#### [Records]
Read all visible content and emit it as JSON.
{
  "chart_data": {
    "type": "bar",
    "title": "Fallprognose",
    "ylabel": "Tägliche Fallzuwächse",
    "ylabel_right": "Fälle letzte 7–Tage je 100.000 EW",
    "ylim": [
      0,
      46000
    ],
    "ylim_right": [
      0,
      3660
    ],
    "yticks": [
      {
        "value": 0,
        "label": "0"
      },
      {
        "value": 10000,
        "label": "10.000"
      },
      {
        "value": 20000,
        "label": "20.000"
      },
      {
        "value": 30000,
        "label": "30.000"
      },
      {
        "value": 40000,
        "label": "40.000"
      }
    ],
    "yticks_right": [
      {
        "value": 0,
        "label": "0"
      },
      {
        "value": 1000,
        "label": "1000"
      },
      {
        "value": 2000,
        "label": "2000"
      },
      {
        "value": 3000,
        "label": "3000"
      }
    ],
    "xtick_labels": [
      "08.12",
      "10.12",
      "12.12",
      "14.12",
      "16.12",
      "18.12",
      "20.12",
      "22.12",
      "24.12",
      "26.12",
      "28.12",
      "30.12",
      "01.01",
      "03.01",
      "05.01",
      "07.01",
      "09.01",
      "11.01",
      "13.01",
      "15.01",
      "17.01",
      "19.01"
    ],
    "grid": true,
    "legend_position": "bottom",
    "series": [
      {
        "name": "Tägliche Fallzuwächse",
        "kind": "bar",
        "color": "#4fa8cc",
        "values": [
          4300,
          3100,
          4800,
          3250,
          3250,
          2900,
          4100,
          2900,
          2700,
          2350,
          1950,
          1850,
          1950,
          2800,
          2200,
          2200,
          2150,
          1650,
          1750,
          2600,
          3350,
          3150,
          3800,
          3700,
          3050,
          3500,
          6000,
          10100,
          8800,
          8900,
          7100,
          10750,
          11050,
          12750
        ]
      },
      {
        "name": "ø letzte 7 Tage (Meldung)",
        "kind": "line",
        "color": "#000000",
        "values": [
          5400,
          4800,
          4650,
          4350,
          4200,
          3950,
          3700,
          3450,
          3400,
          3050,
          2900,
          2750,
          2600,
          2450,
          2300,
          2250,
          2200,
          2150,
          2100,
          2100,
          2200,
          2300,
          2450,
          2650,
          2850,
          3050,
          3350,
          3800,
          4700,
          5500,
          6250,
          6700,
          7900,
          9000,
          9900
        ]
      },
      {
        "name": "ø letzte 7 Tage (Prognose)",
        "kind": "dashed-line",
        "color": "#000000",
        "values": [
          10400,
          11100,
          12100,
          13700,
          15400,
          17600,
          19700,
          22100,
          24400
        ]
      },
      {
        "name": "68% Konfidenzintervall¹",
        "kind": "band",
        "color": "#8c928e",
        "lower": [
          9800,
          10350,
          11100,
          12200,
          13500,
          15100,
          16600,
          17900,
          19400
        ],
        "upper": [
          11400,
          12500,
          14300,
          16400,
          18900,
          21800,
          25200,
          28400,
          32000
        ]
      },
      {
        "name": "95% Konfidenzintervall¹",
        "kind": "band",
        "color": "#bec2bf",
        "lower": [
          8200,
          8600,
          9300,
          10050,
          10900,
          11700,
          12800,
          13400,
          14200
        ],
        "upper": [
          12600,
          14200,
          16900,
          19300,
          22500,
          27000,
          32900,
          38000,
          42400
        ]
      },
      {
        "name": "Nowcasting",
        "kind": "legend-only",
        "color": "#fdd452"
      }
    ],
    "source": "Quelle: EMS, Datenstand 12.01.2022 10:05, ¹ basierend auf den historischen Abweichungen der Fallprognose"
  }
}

#### [Work instructions]
Restate each entry exactly, skipping none.

#### [Reply to the task]
Read all visible content and emit it as JSON.
{
  "chart_data": {
    "type": "bar",
    "title": "Fallprognose",
    "ylabel": "Tägliche Fallzuwächse",
    "ylabel_right": "Fälle letzte 7–Tage je 100.000 EW",
    "ylim": [
      0,
      46000
    ],
    "ylim_right": [
      0,
      3660
    ],
    "yticks": [
      {
        "value": 0,
        "label": "0"
      },
      {
        "value": 10000,
        "label": "10.000"
      },
      {
        "value": 20000,
        "label": "20.000"
      },
      {
        "value": 30000,
        "label": "30.000"
      },
      {
        "value": 40000,
        "label": "40.000"
      }
    ],
    "yticks_right": [
      {
        "value": 0,
        "label": "0"
      },
      {
        "value": 1000,
        "label": "1000"
      },
      {
        "value": 2000,
        "label": "2000"
      },
      {
        "value": 3000,
        "label": "3000"
      }
    ],
    "xtick_labels": [
      "08.12",
      "10.12",
      "12.12",
      "14.12",
      "16.12",
      "18.12",
      "20.12",
      "22.12",
      "24.12",
      "26.12",
      "28.12",
      "30.12",
      "01.01",
      "03.01",
      "05.01",
      "07.01",
      "09.01",
      "11.01",
      "13.01",
      "15.01",
      "17.01",
      "19.01"
    ],
    "grid": true,
    "legend_position": "bottom",
    "series": [
      {
        "name": "Tägliche Fallzuwächse",
        "kind": "bar",
        "color": "#4fa8cc",
        "values": [
          4300,
          3100,
          4800,
          3250,
          3250,
          2900,
          4100,
          2900,
          2700,
          2350,
          1950,
          1850,
          1950,
          2800,
          2200,
          2200,
          2150,
          1650,
          1750,
          2600,
          3350,
          3150,
          3800,
          3700,
          3050,
          3500,
          6000,
          10100,
          8800,
          8900,
          7100,
          10750,
          11050,
          12750
        ]
      },
      {
        "name": "ø letzte 7 Tage (Meldung)",
        "kind": "line",
        "color": "#000000",
        "values": [
          5400,
          4800,
          4650,
          4350,
          4200,
          3950,
          3700,
          3450,
          3400,
          3050,
          2900,
          2750,
          2600,
          2450,
          2300,
          2250,
          2200,
          2150,
          2100,
          2100,
          2200,
          2300,
          2450,
          2650,
          2850,
          3050,
          3350,
          3800,
          4700,
          5500,
          6250,
          6700,
          7900,
          9000,
          9900
        ]
      },
      {
        "name": "ø letzte 7 Tage (Prognose)",
        "kind": "dashed-line",
        "color": "#000000",
        "values": [
          10400,
          11100,
          12100,
          13700,
          15400,
          17600,
          19700,
          22100,
          24400
        ]
      },
      {
        "name": "68% Konfidenzintervall¹",
        "kind": "band",
        "color": "#8c928e",
        "lower": [
          9800,
          10350,
          11100,
          12200,
          13500,
          15100,
          16600,
          17900,
          19400
        ],
        "upper": [
          11400,
          12500,
          14300,
          16400,
          18900,
          21800,
          25200,
          28400,
          32000
        ]
      },
      {
        "name": "95% Konfidenzintervall¹",
        "kind": "band",
        "color": "#bec2bf",
        "lower": [
          8200,
          8600,
          9300,
          10050,
          10900,
          11700,
          12800,
          13400,
          14200
        ],
        "upper": [
          12600,
          14200,
          16900,
          19300,
          22500,
          27000,
          32900,
          38000,
          42400
        ]
      },
      {
        "name": "Nowcasting",
        "kind": "legend-only",
        "color": "#fdd452"
      }
    ],
    "source": "Quelle: EMS, Datenstand 12.01.2022 10:05, ¹ basierend auf den historischen Abweichungen der Fallprognose"
  }
}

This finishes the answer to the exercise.